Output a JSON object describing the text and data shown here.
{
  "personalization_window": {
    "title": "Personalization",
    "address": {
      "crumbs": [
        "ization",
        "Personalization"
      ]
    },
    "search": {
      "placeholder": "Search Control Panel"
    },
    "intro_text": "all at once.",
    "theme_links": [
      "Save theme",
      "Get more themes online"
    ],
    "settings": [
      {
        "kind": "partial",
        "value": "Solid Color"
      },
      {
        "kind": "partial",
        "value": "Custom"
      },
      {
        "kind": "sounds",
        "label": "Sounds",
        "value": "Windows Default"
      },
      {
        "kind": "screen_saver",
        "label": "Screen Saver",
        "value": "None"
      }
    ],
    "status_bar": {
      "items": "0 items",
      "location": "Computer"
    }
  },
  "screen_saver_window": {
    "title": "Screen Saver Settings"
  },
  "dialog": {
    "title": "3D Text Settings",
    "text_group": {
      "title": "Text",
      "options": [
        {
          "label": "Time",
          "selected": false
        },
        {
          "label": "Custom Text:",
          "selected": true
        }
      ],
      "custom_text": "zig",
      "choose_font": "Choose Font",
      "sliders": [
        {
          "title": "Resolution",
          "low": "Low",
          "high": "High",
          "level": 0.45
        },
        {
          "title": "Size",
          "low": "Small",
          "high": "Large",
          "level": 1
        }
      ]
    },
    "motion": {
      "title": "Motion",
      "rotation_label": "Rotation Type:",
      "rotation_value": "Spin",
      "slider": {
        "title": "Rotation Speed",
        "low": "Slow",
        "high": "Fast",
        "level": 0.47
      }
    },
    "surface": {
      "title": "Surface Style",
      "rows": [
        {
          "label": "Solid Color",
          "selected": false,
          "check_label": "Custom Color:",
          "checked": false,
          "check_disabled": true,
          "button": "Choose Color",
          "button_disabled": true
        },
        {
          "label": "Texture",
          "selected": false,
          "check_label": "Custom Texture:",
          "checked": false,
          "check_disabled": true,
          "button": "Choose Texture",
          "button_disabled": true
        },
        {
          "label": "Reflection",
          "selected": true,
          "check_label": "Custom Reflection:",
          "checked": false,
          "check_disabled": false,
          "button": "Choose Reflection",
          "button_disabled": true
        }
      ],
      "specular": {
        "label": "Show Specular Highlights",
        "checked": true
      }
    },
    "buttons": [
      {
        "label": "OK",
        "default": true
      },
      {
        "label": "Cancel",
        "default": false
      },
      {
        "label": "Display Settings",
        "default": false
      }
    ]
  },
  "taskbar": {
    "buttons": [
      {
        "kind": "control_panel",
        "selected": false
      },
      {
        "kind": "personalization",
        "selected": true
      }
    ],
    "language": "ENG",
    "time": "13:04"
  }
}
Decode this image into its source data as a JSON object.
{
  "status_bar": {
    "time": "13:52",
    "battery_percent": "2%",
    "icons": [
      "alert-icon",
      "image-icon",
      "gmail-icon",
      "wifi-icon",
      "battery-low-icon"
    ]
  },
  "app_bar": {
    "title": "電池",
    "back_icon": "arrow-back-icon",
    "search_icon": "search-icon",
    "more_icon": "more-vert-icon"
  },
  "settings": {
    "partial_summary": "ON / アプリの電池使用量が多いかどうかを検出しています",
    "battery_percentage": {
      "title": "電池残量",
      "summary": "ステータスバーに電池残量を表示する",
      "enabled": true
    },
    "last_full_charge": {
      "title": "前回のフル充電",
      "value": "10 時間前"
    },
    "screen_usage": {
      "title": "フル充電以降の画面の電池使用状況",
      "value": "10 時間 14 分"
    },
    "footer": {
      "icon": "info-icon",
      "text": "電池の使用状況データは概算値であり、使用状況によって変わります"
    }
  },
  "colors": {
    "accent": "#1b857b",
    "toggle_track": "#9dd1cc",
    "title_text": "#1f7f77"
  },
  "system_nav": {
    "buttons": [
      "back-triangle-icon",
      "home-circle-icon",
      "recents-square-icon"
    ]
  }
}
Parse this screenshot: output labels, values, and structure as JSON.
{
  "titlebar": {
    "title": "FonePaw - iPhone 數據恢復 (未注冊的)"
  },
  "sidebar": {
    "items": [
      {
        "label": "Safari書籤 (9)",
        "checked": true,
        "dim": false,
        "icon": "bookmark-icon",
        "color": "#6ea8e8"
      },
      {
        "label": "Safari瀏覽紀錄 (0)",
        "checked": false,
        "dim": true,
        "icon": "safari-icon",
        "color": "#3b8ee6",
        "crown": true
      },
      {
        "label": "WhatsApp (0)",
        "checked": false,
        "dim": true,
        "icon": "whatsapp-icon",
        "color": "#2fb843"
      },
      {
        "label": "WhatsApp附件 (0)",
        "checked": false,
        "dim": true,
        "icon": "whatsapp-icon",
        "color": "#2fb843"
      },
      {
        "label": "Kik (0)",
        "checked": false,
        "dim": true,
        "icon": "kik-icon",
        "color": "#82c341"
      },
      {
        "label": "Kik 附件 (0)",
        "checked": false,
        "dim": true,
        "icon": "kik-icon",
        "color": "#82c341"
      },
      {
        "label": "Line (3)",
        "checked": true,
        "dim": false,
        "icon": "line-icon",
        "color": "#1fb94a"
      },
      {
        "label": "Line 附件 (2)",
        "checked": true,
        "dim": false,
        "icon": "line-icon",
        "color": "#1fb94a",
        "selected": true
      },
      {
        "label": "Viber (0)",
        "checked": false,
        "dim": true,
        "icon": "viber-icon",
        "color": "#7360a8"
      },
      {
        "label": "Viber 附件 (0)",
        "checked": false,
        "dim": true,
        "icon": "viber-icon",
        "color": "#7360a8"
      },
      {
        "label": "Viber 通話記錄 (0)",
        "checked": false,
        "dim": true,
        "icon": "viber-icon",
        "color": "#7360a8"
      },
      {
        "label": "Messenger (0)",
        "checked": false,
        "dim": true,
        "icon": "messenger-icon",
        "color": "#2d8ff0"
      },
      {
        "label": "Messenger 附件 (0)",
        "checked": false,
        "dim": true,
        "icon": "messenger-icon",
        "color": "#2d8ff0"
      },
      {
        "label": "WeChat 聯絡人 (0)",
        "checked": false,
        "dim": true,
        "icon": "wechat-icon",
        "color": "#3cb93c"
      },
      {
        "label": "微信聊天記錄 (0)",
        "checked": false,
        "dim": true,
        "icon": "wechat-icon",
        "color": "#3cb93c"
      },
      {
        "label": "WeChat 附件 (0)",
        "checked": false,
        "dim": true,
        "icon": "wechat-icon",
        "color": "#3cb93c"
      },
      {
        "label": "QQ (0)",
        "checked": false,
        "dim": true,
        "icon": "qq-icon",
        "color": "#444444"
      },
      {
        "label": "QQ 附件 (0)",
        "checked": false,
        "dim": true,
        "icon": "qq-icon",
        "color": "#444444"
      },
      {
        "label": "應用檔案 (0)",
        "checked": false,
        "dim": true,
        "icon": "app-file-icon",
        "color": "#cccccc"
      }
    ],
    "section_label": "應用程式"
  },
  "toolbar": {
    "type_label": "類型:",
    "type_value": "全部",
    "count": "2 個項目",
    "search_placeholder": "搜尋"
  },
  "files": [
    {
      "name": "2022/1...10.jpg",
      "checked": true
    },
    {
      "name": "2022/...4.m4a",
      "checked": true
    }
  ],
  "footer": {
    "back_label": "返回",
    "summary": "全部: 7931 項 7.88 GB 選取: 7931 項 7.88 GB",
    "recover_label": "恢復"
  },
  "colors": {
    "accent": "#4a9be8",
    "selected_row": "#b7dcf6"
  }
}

----------

■ GIVEN REQUEST: Using the data above, reproduce every line exactly.

■ ANSWER FOR THIS EXERCISE:
Output a JSON object describing the text and data shown here.
{
  "personalization_window": {
    "title": "Personalization",
    "address": {
      "crumbs": [
        "ization",
        "Personalization"
      ]
    },
    "search": {
      "placeholder": "Search Control Panel"
    },
    "intro_text": "all at once.",
    "theme_links": [
      "Save theme",
      "Get more themes online"
    ],
    "settings": [
      {
        "kind": "partial",
        "value": "Solid Color"
      },
      {
        "kind": "partial",
        "value": "Custom"
      },
      {
        "kind": "sounds",
        "label": "Sounds",
        "value": "Windows Default"
      },
      {
        "kind": "screen_saver",
        "label": "Screen Saver",
        "value": "None"
      }
    ],
    "status_bar": {
      "items": "0 items",
      "location": "Computer"
    }
  },
  "screen_saver_window": {
    "title": "Screen Saver Settings"
  },
  "dialog": {
    "title": "3D Text Settings",
    "text_group": {
      "title": "Text",
      "options": [
        {
          "label": "Time",
          "selected": false
        },
        {
          "label": "Custom Text:",
          "selected": true
        }
      ],
      "custom_text": "zig",
      "choose_font": "Choose Font",
      "sliders": [
        {
          "title": "Resolution",
          "low": "Low",
          "high": "High",
          "level": 0.45
        },
        {
          "title": "Size",
          "low": "Small",
          "high": "Large",
          "level": 1
        }
      ]
    },
    "motion": {
      "title": "Motion",
      "rotation_label": "Rotation Type:",
      "rotation_value": "Spin",
      "slider": {
        "title": "Rotation Speed",
        "low": "Slow",
        "high": "Fast",
        "level": 0.47
      }
    },
    "surface": {
      "title": "Surface Style",
      "rows": [
        {
          "label": "Solid Color",
          "selected": false,
          "check_label": "Custom Color:",
          "checked": false,
          "check_disabled": true,
          "button": "Choose Color",
          "button_disabled": true
        },
        {
          "label": "Texture",
          "selected": false,
          "check_label": "Custom Texture:",
          "checked": false,
          "check_disabled": true,
          "button": "Choose Texture",
          "button_disabled": true
        },
        {
          "label": "Reflection",
          "selected": true,
          "check_label": "Custom Reflection:",
          "checked": false,
          "check_disabled": false,
          "button": "Choose Reflection",
          "button_disabled": true
        }
      ],
      "specular": {
        "label": "Show Specular Highlights",
        "checked": true
      }
    },
    "buttons": [
      {
        "label": "OK",
        "default": true
      },
      {
        "label": "Cancel",
        "default": false
      },
      {
        "label": "Display Settings",
        "default": false
      }
    ]
  },
  "taskbar": {
    "buttons": [
      {
        "kind": "control_panel",
        "selected": false
      },
      {
        "kind": "personalization",
        "selected": true
      }
    ],
    "language": "ENG",
    "time": "13:04"
  }
}
Decode this image into its source data as a JSON object.
{
  "status_bar": {
    "time": "13:52",
    "battery_percent": "2%",
    "icons": [
      "alert-icon",
      "image-icon",
      "gmail-icon",
      "wifi-icon",
      "battery-low-icon"
    ]
  },
  "app_bar": {
    "title": "電池",
    "back_icon": "arrow-back-icon",
    "search_icon": "search-icon",
    "more_icon": "more-vert-icon"
  },
  "settings": {
    "partial_summary": "ON / アプリの電池使用量が多いかどうかを検出しています",
    "battery_percentage": {
      "title": "電池残量",
      "summary": "ステータスバーに電池残量を表示する",
      "enabled": true
    },
    "last_full_charge": {
      "title": "前回のフル充電",
      "value": "10 時間前"
    },
    "screen_usage": {
      "title": "フル充電以降の画面の電池使用状況",
      "value": "10 時間 14 分"
    },
    "footer": {
      "icon": "info-icon",
      "text": "電池の使用状況データは概算値であり、使用状況によって変わります"
    }
  },
  "colors": {
    "accent": "#1b857b",
    "toggle_track": "#9dd1cc",
    "title_text": "#1f7f77"
  },
  "system_nav": {
    "buttons": [
      "back-triangle-icon",
      "home-circle-icon",
      "recents-square-icon"
    ]
  }
}
Parse this screenshot: output labels, values, and structure as JSON.
{
  "titlebar": {
    "title": "FonePaw - iPhone 數據恢復 (未注冊的)"
  },
  "sidebar": {
    "items": [
      {
        "label": "Safari書籤 (9)",
        "checked": true,
        "dim": false,
        "icon": "bookmark-icon",
        "color": "#6ea8e8"
      },
      {
        "label": "Safari瀏覽紀錄 (0)",
        "checked": false,
        "dim": true,
        "icon": "safari-icon",
        "color": "#3b8ee6",
        "crown": true
      },
      {
        "label": "WhatsApp (0)",
        "checked": false,
        "dim": true,
        "icon": "whatsapp-icon",
        "color": "#2fb843"
      },
      {
        "label": "WhatsApp附件 (0)",
        "checked": false,
        "dim": true,
        "icon": "whatsapp-icon",
        "color": "#2fb843"
      },
      {
        "label": "Kik (0)",
        "checked": false,
        "dim": true,
        "icon": "kik-icon",
        "color": "#82c341"
      },
      {
        "label": "Kik 附件 (0)",
        "checked": false,
        "dim": true,
        "icon": "kik-icon",
        "color": "#82c341"
      },
      {
        "label": "Line (3)",
        "checked": true,
        "dim": false,
        "icon": "line-icon",
        "color": "#1fb94a"
      },
      {
        "label": "Line 附件 (2)",
        "checked": true,
        "dim": false,
        "icon": "line-icon",
        "color": "#1fb94a",
        "selected": true
      },
      {
        "label": "Viber (0)",
        "checked": false,
        "dim": true,
        "icon": "viber-icon",
        "color": "#7360a8"
      },
      {
        "label": "Viber 附件 (0)",
        "checked": false,
        "dim": true,
        "icon": "viber-icon",
        "color": "#7360a8"
      },
      {
        "label": "Viber 通話記錄 (0)",
        "checked": false,
        "dim": true,
        "icon": "viber-icon",
        "color": "#7360a8"
      },
      {
        "label": "Messenger (0)",
        "checked": false,
        "dim": true,
        "icon": "messenger-icon",
        "color": "#2d8ff0"
      },
      {
        "label": "Messenger 附件 (0)",
        "checked": false,
        "dim": true,
        "icon": "messenger-icon",
        "color": "#2d8ff0"
      },
      {
        "label": "WeChat 聯絡人 (0)",
        "checked": false,
        "dim": true,
        "icon": "wechat-icon",
        "color": "#3cb93c"
      },
      {
        "label": "微信聊天記錄 (0)",
        "checked": false,
        "dim": true,
        "icon": "wechat-icon",
        "color": "#3cb93c"
      },
      {
        "label": "WeChat 附件 (0)",
        "checked": false,
        "dim": true,
        "icon": "wechat-icon",
        "color": "#3cb93c"
      },
      {
        "label": "QQ (0)",
        "checked": false,
        "dim": true,
        "icon": "qq-icon",
        "color": "#444444"
      },
      {
        "label": "QQ 附件 (0)",
        "checked": false,
        "dim": true,
        "icon": "qq-icon",
        "color": "#444444"
      },
      {
        "label": "應用檔案 (0)",
        "checked": false,
        "dim": true,
        "icon": "app-file-icon",
        "color": "#cccccc"
      }
    ],
    "section_label": "應用程式"
  },
  "toolbar": {
    "type_label": "類型:",
    "type_value": "全部",
    "count": "2 個項目",
    "search_placeholder": "搜尋"
  },
  "files": [
    {
      "name": "2022/1...10.jpg",
      "checked": true
    },
    {
      "name": "2022/...4.m4a",
      "checked": true
    }
  ],
  "footer": {
    "back_label": "返回",
    "summary": "全部: 7931 項 7.88 GB 選取: 7931 項 7.88 GB",
    "recover_label": "恢復"
  },
  "colors": {
    "accent": "#4a9be8",
    "selected_row": "#b7dcf6"
  }
}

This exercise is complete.